[Page records with their text]
****

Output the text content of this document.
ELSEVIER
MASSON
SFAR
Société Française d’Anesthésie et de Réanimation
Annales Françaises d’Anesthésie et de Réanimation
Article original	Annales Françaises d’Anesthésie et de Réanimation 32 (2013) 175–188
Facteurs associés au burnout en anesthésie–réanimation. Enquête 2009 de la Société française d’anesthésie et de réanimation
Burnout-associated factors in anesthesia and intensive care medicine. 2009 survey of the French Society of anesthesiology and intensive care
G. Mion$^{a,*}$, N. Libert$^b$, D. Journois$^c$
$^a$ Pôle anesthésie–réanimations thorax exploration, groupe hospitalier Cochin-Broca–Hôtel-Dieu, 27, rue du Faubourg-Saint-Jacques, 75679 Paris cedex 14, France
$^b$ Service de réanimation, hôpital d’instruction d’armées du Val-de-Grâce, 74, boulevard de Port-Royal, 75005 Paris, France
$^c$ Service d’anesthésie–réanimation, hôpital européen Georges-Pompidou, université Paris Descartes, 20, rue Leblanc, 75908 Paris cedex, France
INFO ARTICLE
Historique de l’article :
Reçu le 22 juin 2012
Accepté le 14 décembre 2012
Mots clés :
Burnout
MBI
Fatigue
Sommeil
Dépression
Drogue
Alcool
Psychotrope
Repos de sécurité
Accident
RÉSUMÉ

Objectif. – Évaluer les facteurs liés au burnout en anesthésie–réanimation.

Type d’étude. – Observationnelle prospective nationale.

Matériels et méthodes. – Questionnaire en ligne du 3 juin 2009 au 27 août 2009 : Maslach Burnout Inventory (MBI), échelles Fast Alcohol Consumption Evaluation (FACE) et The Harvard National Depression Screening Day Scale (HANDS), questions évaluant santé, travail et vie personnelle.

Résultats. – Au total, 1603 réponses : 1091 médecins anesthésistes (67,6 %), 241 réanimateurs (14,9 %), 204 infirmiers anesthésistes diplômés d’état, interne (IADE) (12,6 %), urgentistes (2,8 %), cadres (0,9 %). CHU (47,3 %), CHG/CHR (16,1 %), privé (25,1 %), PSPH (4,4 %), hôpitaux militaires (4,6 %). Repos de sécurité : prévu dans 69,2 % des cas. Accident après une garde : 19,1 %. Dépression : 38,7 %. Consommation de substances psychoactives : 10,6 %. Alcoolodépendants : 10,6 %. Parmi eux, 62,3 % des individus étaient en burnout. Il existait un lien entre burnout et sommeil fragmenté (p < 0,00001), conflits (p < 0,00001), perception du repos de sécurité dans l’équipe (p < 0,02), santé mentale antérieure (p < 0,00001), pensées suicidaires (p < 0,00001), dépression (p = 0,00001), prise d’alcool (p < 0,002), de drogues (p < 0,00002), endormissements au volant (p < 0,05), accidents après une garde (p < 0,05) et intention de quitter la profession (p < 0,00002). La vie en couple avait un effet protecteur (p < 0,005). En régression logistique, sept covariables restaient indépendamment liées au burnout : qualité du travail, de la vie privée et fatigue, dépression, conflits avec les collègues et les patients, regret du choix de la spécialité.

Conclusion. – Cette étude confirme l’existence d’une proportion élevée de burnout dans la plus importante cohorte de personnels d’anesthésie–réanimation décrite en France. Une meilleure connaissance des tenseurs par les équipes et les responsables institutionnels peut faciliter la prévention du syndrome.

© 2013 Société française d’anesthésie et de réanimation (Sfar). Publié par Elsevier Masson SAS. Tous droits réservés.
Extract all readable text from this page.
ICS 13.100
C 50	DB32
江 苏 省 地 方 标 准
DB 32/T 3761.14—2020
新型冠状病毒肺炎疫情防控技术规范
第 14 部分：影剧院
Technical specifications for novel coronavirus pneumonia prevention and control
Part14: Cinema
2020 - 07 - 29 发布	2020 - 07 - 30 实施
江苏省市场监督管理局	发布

****

EXERCISE »
The records are to be duplicated in full, with every word kept exactly.

TASK SOLUTION »
Output the text content of this document.
ELSEVIER
MASSON
SFAR
Société Française d’Anesthésie et de Réanimation
Annales Françaises d’Anesthésie et de Réanimation
Article original	Annales Françaises d’Anesthésie et de Réanimation 32 (2013) 175–188
Facteurs associés au burnout en anesthésie–réanimation. Enquête 2009 de la Société française d’anesthésie et de réanimation
Burnout-associated factors in anesthesia and intensive care medicine. 2009 survey of the French Society of anesthesiology and intensive care
G. Mion$^{a,*}$, N. Libert$^b$, D. Journois$^c$
$^a$ Pôle anesthésie–réanimations thorax exploration, groupe hospitalier Cochin-Broca–Hôtel-Dieu, 27, rue du Faubourg-Saint-Jacques, 75679 Paris cedex 14, France
$^b$ Service de réanimation, hôpital d’instruction d’armées du Val-de-Grâce, 74, boulevard de Port-Royal, 75005 Paris, France
$^c$ Service d’anesthésie–réanimation, hôpital européen Georges-Pompidou, université Paris Descartes, 20, rue Leblanc, 75908 Paris cedex, France
INFO ARTICLE
Historique de l’article :
Reçu le 22 juin 2012
Accepté le 14 décembre 2012
Mots clés :
Burnout
MBI
Fatigue
Sommeil
Dépression
Drogue
Alcool
Psychotrope
Repos de sécurité
Accident
RÉSUMÉ

Objectif. – Évaluer les facteurs liés au burnout en anesthésie–réanimation.

Type d’étude. – Observationnelle prospective nationale.

Matériels et méthodes. – Questionnaire en ligne du 3 juin 2009 au 27 août 2009 : Maslach Burnout Inventory (MBI), échelles Fast Alcohol Consumption Evaluation (FACE) et The Harvard National Depression Screening Day Scale (HANDS), questions évaluant santé, travail et vie personnelle.

Résultats. – Au total, 1603 réponses : 1091 médecins anesthésistes (67,6 %), 241 réanimateurs (14,9 %), 204 infirmiers anesthésistes diplômés d’état, interne (IADE) (12,6 %), urgentistes (2,8 %), cadres (0,9 %). CHU (47,3 %), CHG/CHR (16,1 %), privé (25,1 %), PSPH (4,4 %), hôpitaux militaires (4,6 %). Repos de sécurité : prévu dans 69,2 % des cas. Accident après une garde : 19,1 %. Dépression : 38,7 %. Consommation de substances psychoactives : 10,6 %. Alcoolodépendants : 10,6 %. Parmi eux, 62,3 % des individus étaient en burnout. Il existait un lien entre burnout et sommeil fragmenté (p < 0,00001), conflits (p < 0,00001), perception du repos de sécurité dans l’équipe (p < 0,02), santé mentale antérieure (p < 0,00001), pensées suicidaires (p < 0,00001), dépression (p = 0,00001), prise d’alcool (p < 0,002), de drogues (p < 0,00002), endormissements au volant (p < 0,05), accidents après une garde (p < 0,05) et intention de quitter la profession (p < 0,00002). La vie en couple avait un effet protecteur (p < 0,005). En régression logistique, sept covariables restaient indépendamment liées au burnout : qualité du travail, de la vie privée et fatigue, dépression, conflits avec les collègues et les patients, regret du choix de la spécialité.

Conclusion. – Cette étude confirme l’existence d’une proportion élevée de burnout dans la plus importante cohorte de personnels d’anesthésie–réanimation décrite en France. Une meilleure connaissance des tenseurs par les équipes et les responsables institutionnels peut faciliter la prévention du syndrome.

© 2013 Société française d’anesthésie et de réanimation (Sfar). Publié par Elsevier Masson SAS. Tous droits réservés.
Extract all readable text from this page.
ICS 13.100
C 50	DB32
江 苏 省 地 方 标 准
DB 32/T 3761.14—2020
新型冠状病毒肺炎疫情防控技术规范
第 14 部分：影剧院
Technical specifications for novel coronavirus pneumonia prevention and control
Part14: Cinema
2020 - 07 - 29 发布	2020 - 07 - 30 实施
江苏省市场监督管理局	发布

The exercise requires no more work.